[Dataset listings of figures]
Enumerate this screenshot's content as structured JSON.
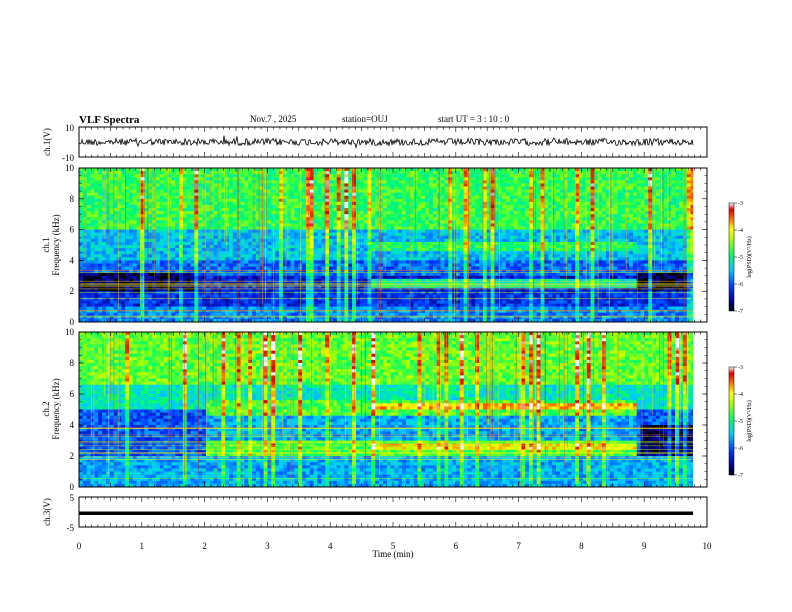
{
  "header": {
    "title": "VLF Spectra",
    "date": "Nov.7 , 2025",
    "station": "station=OUJ",
    "start": "start UT = 3 : 10 : 0"
  },
  "chart_data": [
    {
      "type": "line",
      "ylabel": "ch.1(V)",
      "ylim": [
        -10,
        10
      ],
      "yticks": [
        "10",
        "-10"
      ],
      "description_level": 0
    },
    {
      "type": "heatmap",
      "ylabel_line1": "ch.1",
      "ylabel_line2": "Frequency (kHz)",
      "ylim": [
        0,
        10
      ],
      "yticks": [
        "10",
        "8",
        "6",
        "4",
        "2",
        "0"
      ],
      "colorbar": {
        "ticks": [
          "-3",
          "-4",
          "-5",
          "-6",
          "-7"
        ],
        "range": [
          -7,
          -3
        ],
        "label": "log(PSD)(V²/Hz)"
      }
    },
    {
      "type": "heatmap",
      "ylabel_line1": "ch.2",
      "ylabel_line2": "Frequency (kHz)",
      "ylim": [
        0,
        10
      ],
      "yticks": [
        "10",
        "8",
        "6",
        "4",
        "2",
        "0"
      ],
      "colorbar": {
        "ticks": [
          "-3",
          "-4",
          "-5",
          "-6",
          "-7"
        ],
        "range": [
          -7,
          -3
        ],
        "label": "log(PSD)(V²/Hz)"
      }
    },
    {
      "type": "line",
      "ylabel": "ch.3(V)",
      "ylim": [
        -5,
        5
      ],
      "yticks": [
        "5",
        "-5"
      ],
      "level": -0.5
    }
  ],
  "xaxis": {
    "label": "Time (min)",
    "range": [
      0,
      10
    ],
    "ticks": [
      "0",
      "1",
      "2",
      "3",
      "4",
      "5",
      "6",
      "7",
      "8",
      "9",
      "10"
    ]
  }
}
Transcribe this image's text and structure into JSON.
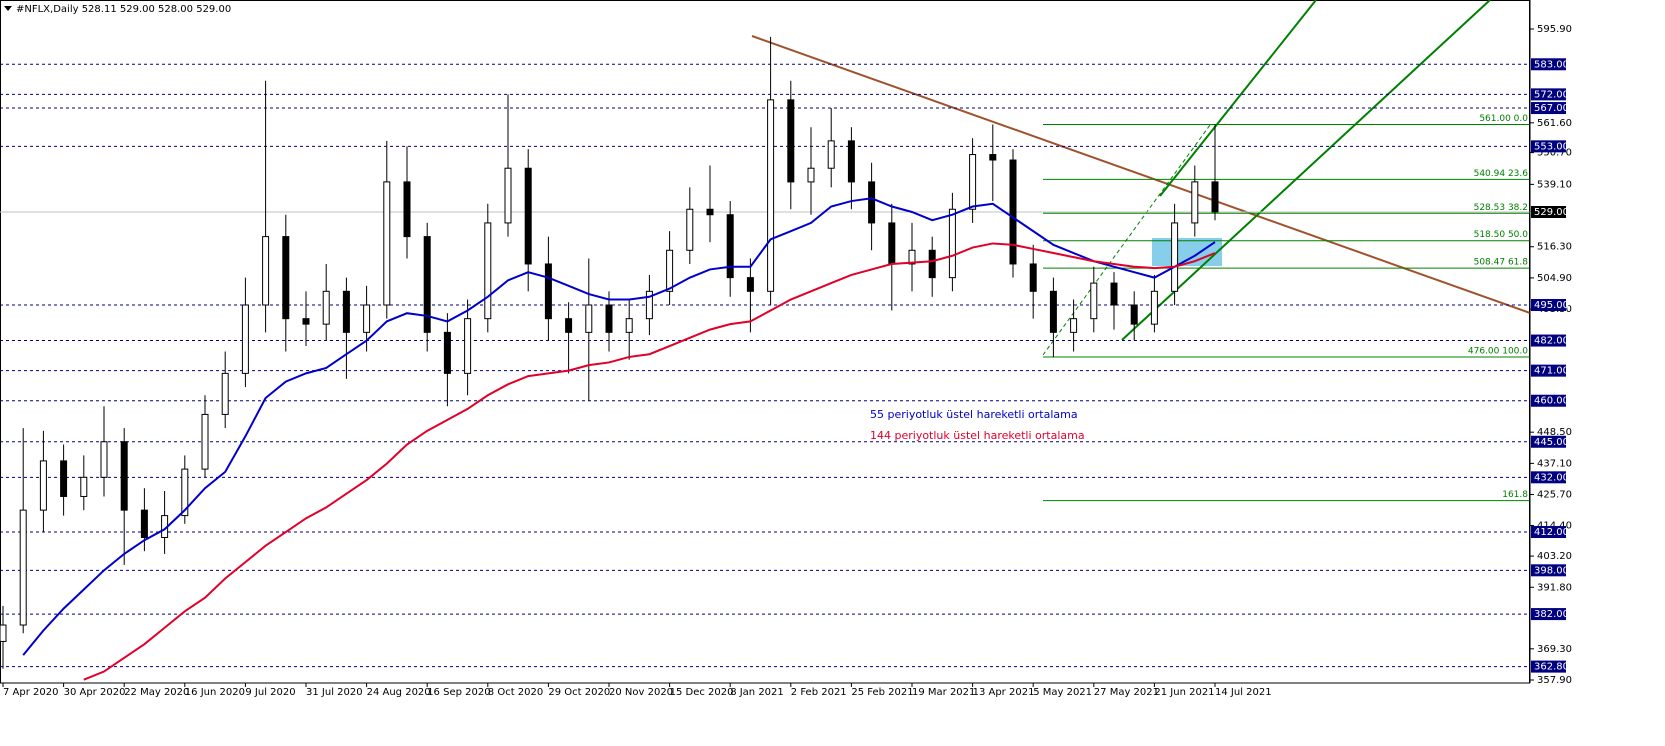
{
  "chart_data": {
    "type": "candlestick",
    "title": "#NFLX,Daily  528.11 529.00 528.00 529.00",
    "categories": [
      "7 Apr 2020",
      null,
      null,
      "30 Apr 2020",
      null,
      null,
      "22 May 2020",
      null,
      null,
      "16 Jun 2020",
      null,
      null,
      "9 Jul 2020",
      null,
      null,
      "31 Jul 2020",
      null,
      null,
      "24 Aug 2020",
      null,
      null,
      "16 Sep 2020",
      null,
      null,
      "8 Oct 2020",
      null,
      null,
      "29 Oct 2020",
      null,
      null,
      "20 Nov 2020",
      null,
      null,
      "15 Dec 2020",
      null,
      null,
      "8 Jan 2021",
      null,
      null,
      "2 Feb 2021",
      null,
      null,
      "25 Feb 2021",
      null,
      null,
      "19 Mar 2021",
      null,
      null,
      "13 Apr 2021",
      null,
      null,
      "5 May 2021",
      null,
      null,
      "27 May 2021",
      null,
      null,
      "21 Jun 2021",
      null,
      null,
      "14 Jul 2021"
    ],
    "open": [
      372,
      378,
      420,
      438,
      425,
      432,
      445,
      420,
      410,
      418,
      435,
      455,
      470,
      495,
      520,
      490,
      488,
      500,
      485,
      495,
      540,
      520,
      485,
      470,
      490,
      525,
      545,
      510,
      490,
      485,
      495,
      485,
      490,
      500,
      515,
      530,
      528,
      505,
      500,
      570,
      540,
      545,
      555,
      540,
      525,
      510,
      515,
      505,
      530,
      550,
      548,
      510,
      500,
      485,
      490,
      503,
      495,
      488,
      500,
      525,
      540
    ],
    "high": [
      385,
      450,
      449,
      444,
      440,
      458,
      450,
      428,
      427,
      440,
      462,
      478,
      505,
      577,
      528,
      500,
      510,
      505,
      502,
      555,
      553,
      525,
      492,
      497,
      532,
      572,
      552,
      520,
      496,
      512,
      500,
      497,
      506,
      522,
      538,
      546,
      533,
      512,
      593,
      577,
      560,
      567,
      560,
      547,
      532,
      525,
      520,
      536,
      556,
      561,
      552,
      517,
      505,
      497,
      509,
      507,
      500,
      506,
      532,
      546,
      561
    ],
    "low": [
      362,
      375,
      412,
      418,
      420,
      425,
      400,
      405,
      404,
      415,
      432,
      450,
      465,
      485,
      478,
      480,
      482,
      468,
      478,
      490,
      512,
      478,
      458,
      462,
      485,
      520,
      500,
      482,
      470,
      460,
      478,
      475,
      484,
      495,
      510,
      518,
      498,
      485,
      495,
      530,
      528,
      538,
      530,
      515,
      493,
      500,
      498,
      500,
      525,
      533,
      505,
      490,
      476,
      478,
      485,
      486,
      482,
      485,
      495,
      520,
      526
    ],
    "close": [
      378,
      420,
      438,
      425,
      432,
      445,
      420,
      410,
      418,
      435,
      455,
      470,
      495,
      520,
      490,
      488,
      500,
      485,
      495,
      540,
      520,
      485,
      470,
      490,
      525,
      545,
      510,
      490,
      485,
      495,
      485,
      490,
      500,
      515,
      530,
      528,
      505,
      500,
      570,
      540,
      545,
      555,
      540,
      525,
      510,
      515,
      505,
      530,
      550,
      548,
      510,
      500,
      485,
      490,
      503,
      495,
      488,
      500,
      525,
      540,
      529
    ],
    "series": [
      {
        "name": "55 periyotluk üstel hareketli ortalama",
        "color": "#0000cc",
        "values": [
          null,
          367,
          376,
          384,
          391,
          398,
          404,
          409,
          413,
          420,
          428,
          434,
          447,
          461,
          467,
          470,
          472,
          477,
          482,
          489,
          492,
          491,
          489,
          493,
          498,
          504,
          507,
          505,
          502,
          499,
          497,
          497,
          498,
          501,
          505,
          508,
          509,
          509,
          519,
          522,
          525,
          531,
          533,
          534,
          531,
          529,
          526,
          528,
          531,
          532,
          527,
          522,
          517,
          514,
          511,
          509,
          507,
          505,
          509,
          513,
          518
        ]
      },
      {
        "name": "144 periyotluk üstel hareketli ortalama",
        "color": "#e0002a",
        "values": [
          null,
          null,
          null,
          null,
          358,
          361,
          366,
          371,
          377,
          383,
          388,
          395,
          401,
          407,
          412,
          417,
          421,
          426,
          431,
          437,
          444,
          449,
          453,
          457,
          462,
          466,
          469,
          470,
          471,
          473,
          474,
          476,
          477,
          480,
          483,
          486,
          488,
          489,
          493,
          497,
          500,
          503,
          506,
          508,
          510,
          510.5,
          511,
          513,
          516,
          517.5,
          517,
          515.5,
          514,
          512.5,
          511,
          510,
          509,
          508.5,
          509,
          511,
          514
        ]
      }
    ],
    "ylim": [
      357.9,
      595.9
    ],
    "yticks": [
      {
        "value": 595.9,
        "label": "595.90"
      },
      {
        "value": 561.6,
        "label": "561.60"
      },
      {
        "value": 550.7,
        "label": "550.70"
      },
      {
        "value": 539.1,
        "label": "539.10"
      },
      {
        "value": 516.3,
        "label": "516.30"
      },
      {
        "value": 504.9,
        "label": "504.90"
      },
      {
        "value": 493.5,
        "label": "493.50"
      },
      {
        "value": 448.5,
        "label": "448.50"
      },
      {
        "value": 437.1,
        "label": "437.10"
      },
      {
        "value": 425.7,
        "label": "425.70"
      },
      {
        "value": 414.4,
        "label": "414.40"
      },
      {
        "value": 403.2,
        "label": "403.20"
      },
      {
        "value": 391.8,
        "label": "391.80"
      },
      {
        "value": 369.3,
        "label": "369.30"
      },
      {
        "value": 357.9,
        "label": "357.90"
      }
    ],
    "levels": [
      {
        "value": 583,
        "label": "583.00"
      },
      {
        "value": 572,
        "label": "572.00"
      },
      {
        "value": 567,
        "label": "567.00"
      },
      {
        "value": 553,
        "label": "553.00"
      },
      {
        "value": 495,
        "label": "495.00"
      },
      {
        "value": 482,
        "label": "482.00"
      },
      {
        "value": 471,
        "label": "471.00"
      },
      {
        "value": 460,
        "label": "460.00"
      },
      {
        "value": 445,
        "label": "445.00"
      },
      {
        "value": 432,
        "label": "432.00"
      },
      {
        "value": 412,
        "label": "412.00"
      },
      {
        "value": 398,
        "label": "398.00"
      },
      {
        "value": 382,
        "label": "382.00"
      },
      {
        "value": 362.8,
        "label": "362.80"
      }
    ],
    "level_color": "#000080",
    "current_price": {
      "value": 529,
      "label": "529.00"
    },
    "fibonacci": [
      {
        "value": 561,
        "label": "561.00  0.0"
      },
      {
        "value": 540.94,
        "label": "540.94  23.6"
      },
      {
        "value": 528.53,
        "label": "528.53  38.2"
      },
      {
        "value": 518.5,
        "label": "518.50  50.0"
      },
      {
        "value": 508.47,
        "label": "508.47  61.8"
      },
      {
        "value": 476,
        "label": "476.00  100.0"
      },
      {
        "value": 423.47,
        "label": "161.8"
      }
    ],
    "fibonacci_color": "#008000"
  }
}
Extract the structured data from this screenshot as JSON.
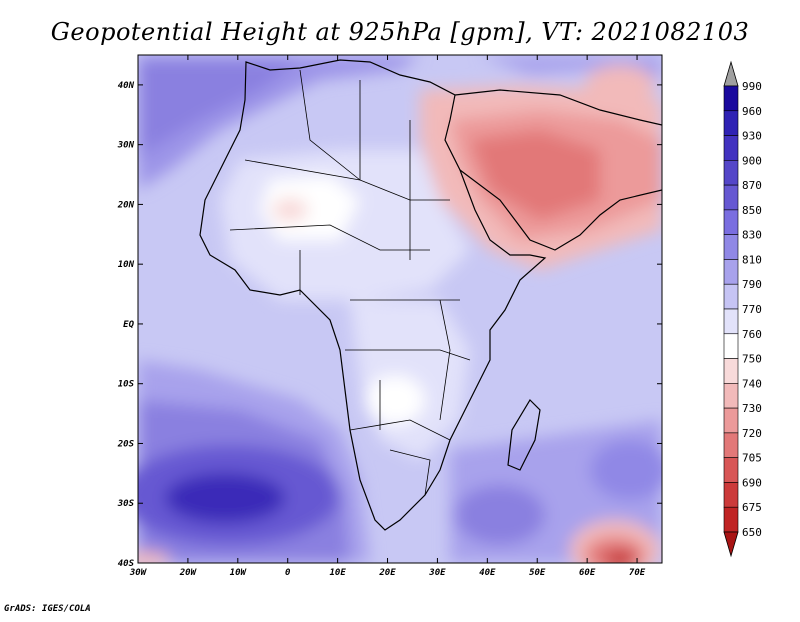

Task details:
Return only the count of lines in the records that hold the word "periyotluk".

Result:
2